— Start Supplied records —

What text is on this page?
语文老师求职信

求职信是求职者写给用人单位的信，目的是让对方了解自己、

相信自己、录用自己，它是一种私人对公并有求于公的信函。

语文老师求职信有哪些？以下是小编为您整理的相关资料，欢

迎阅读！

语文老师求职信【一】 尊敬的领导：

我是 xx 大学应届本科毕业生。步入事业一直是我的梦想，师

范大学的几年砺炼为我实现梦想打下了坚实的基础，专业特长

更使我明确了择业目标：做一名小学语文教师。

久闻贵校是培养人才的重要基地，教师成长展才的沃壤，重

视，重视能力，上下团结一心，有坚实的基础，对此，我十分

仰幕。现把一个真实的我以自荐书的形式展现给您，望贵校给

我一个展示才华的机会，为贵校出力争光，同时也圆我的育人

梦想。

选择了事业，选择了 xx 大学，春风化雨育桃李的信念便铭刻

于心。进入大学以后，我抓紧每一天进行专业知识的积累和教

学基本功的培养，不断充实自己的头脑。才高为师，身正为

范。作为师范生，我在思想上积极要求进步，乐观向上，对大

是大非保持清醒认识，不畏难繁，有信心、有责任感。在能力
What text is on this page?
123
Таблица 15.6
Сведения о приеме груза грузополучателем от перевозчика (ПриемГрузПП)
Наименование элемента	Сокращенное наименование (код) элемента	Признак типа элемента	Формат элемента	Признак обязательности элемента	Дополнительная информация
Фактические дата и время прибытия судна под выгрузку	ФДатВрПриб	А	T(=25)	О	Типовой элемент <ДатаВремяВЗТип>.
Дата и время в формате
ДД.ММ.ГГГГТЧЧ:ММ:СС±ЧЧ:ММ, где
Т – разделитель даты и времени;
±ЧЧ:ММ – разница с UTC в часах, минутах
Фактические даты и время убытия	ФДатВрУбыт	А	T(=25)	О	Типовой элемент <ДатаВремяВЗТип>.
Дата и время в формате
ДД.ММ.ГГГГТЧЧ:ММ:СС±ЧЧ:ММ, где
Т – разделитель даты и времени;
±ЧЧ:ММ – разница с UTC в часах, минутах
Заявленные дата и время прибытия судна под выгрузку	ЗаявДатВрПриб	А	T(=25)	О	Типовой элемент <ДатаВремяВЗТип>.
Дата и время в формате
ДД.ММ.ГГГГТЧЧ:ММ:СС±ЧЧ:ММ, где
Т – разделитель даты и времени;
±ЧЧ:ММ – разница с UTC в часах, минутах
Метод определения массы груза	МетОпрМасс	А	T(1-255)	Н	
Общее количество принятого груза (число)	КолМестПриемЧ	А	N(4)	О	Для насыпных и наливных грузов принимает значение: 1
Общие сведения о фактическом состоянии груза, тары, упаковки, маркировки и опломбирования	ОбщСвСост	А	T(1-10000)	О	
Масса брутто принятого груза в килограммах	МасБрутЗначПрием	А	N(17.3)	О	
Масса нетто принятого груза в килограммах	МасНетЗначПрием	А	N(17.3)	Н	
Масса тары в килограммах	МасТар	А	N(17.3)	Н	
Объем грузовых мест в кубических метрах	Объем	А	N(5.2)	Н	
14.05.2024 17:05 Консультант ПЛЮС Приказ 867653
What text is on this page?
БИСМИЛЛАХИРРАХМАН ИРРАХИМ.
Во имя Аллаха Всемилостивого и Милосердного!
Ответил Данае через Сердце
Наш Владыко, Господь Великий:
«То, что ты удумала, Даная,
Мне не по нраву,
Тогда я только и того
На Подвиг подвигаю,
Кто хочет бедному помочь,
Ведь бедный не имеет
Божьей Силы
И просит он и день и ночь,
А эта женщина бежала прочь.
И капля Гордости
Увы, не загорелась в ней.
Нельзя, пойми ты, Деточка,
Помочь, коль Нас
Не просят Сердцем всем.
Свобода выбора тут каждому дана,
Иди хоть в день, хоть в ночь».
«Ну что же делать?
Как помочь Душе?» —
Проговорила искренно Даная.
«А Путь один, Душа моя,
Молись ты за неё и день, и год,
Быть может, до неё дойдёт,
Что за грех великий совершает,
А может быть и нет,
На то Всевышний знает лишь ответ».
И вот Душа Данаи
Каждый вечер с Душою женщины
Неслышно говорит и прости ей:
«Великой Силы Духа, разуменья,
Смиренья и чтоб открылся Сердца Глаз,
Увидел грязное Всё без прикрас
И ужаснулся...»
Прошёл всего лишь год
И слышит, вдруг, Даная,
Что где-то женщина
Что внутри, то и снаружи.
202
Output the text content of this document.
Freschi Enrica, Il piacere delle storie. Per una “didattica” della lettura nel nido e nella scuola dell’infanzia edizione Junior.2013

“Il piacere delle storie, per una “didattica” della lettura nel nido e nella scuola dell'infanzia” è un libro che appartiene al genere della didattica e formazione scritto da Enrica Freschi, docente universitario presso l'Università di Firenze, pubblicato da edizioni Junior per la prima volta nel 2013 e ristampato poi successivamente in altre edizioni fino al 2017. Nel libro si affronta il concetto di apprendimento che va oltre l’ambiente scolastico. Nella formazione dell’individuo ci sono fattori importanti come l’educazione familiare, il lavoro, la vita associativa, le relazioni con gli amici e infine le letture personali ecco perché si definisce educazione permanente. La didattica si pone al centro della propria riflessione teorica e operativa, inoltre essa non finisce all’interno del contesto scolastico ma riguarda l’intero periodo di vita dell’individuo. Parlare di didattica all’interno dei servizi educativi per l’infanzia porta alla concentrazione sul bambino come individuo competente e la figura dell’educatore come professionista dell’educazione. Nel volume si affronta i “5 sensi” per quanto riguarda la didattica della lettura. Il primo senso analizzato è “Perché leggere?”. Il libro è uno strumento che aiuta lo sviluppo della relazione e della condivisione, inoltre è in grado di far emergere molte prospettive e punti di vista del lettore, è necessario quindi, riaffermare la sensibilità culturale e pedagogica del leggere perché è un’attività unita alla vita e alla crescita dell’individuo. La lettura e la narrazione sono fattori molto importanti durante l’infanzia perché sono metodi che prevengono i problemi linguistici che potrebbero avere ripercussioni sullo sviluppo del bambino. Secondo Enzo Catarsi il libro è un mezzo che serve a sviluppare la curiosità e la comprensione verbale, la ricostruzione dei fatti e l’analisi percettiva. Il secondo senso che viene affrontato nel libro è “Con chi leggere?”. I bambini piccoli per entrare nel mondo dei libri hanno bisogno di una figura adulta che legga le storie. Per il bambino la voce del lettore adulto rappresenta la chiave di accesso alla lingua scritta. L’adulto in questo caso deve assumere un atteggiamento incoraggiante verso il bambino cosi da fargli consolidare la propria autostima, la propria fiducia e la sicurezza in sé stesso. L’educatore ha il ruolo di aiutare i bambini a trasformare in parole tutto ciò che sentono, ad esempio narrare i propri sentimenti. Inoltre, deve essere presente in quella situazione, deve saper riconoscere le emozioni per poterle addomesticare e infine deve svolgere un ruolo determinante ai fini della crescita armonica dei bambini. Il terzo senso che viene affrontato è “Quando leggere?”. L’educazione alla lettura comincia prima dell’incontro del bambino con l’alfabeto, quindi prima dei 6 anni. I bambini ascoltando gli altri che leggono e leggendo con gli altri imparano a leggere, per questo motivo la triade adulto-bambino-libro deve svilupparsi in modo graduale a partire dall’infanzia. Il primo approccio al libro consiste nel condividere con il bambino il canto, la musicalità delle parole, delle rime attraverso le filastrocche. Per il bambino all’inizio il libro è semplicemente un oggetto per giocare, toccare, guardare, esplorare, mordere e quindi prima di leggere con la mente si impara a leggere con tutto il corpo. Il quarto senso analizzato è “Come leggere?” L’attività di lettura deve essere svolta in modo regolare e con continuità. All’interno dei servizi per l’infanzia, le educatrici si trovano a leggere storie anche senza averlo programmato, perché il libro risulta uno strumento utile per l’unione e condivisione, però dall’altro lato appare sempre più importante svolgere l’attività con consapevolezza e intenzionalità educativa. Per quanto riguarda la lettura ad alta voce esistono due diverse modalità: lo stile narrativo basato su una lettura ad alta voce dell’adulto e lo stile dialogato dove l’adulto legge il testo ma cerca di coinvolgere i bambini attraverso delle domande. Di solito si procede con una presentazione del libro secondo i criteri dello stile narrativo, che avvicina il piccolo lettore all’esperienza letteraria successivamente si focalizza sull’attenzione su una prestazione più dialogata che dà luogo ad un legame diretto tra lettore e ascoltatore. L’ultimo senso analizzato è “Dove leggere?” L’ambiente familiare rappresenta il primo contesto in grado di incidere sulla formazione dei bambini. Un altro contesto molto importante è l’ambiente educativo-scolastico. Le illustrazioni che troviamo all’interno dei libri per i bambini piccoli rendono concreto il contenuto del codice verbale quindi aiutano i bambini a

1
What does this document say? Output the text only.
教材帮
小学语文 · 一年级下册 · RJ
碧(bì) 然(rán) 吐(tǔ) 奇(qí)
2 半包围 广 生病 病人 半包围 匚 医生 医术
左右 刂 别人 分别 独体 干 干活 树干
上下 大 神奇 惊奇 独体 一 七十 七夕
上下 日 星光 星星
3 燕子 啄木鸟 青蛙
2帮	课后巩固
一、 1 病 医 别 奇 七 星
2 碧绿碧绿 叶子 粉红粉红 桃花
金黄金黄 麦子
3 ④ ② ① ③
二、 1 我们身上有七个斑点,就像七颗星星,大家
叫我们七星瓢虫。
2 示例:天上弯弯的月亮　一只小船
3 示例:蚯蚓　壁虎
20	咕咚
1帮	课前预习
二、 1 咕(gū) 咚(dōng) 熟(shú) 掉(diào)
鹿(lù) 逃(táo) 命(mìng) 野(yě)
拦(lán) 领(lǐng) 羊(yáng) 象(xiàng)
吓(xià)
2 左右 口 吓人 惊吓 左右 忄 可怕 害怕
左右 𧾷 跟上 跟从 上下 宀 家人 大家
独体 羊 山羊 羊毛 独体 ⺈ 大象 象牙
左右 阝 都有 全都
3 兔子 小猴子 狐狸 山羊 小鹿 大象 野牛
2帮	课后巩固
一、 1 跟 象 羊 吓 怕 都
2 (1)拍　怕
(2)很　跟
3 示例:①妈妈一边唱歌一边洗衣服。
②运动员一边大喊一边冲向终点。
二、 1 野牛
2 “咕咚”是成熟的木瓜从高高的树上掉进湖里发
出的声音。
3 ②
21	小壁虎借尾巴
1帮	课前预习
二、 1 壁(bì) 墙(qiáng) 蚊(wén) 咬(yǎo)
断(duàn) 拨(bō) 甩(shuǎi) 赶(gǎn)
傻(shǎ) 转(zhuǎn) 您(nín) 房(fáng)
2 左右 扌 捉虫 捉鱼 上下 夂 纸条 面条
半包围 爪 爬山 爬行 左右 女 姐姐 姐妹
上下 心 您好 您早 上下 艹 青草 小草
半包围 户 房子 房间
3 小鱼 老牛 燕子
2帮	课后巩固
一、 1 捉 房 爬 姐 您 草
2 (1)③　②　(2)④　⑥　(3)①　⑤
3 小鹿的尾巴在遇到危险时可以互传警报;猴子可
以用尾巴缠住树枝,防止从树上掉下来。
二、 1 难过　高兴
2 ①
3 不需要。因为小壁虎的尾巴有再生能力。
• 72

— End Supplied records —

(Your goal) Using the records above, pull out each line where the word "ночь" occurs.

(Task answer)
И просит он и день и ночь,
Иди хоть в день, хоть в ночь».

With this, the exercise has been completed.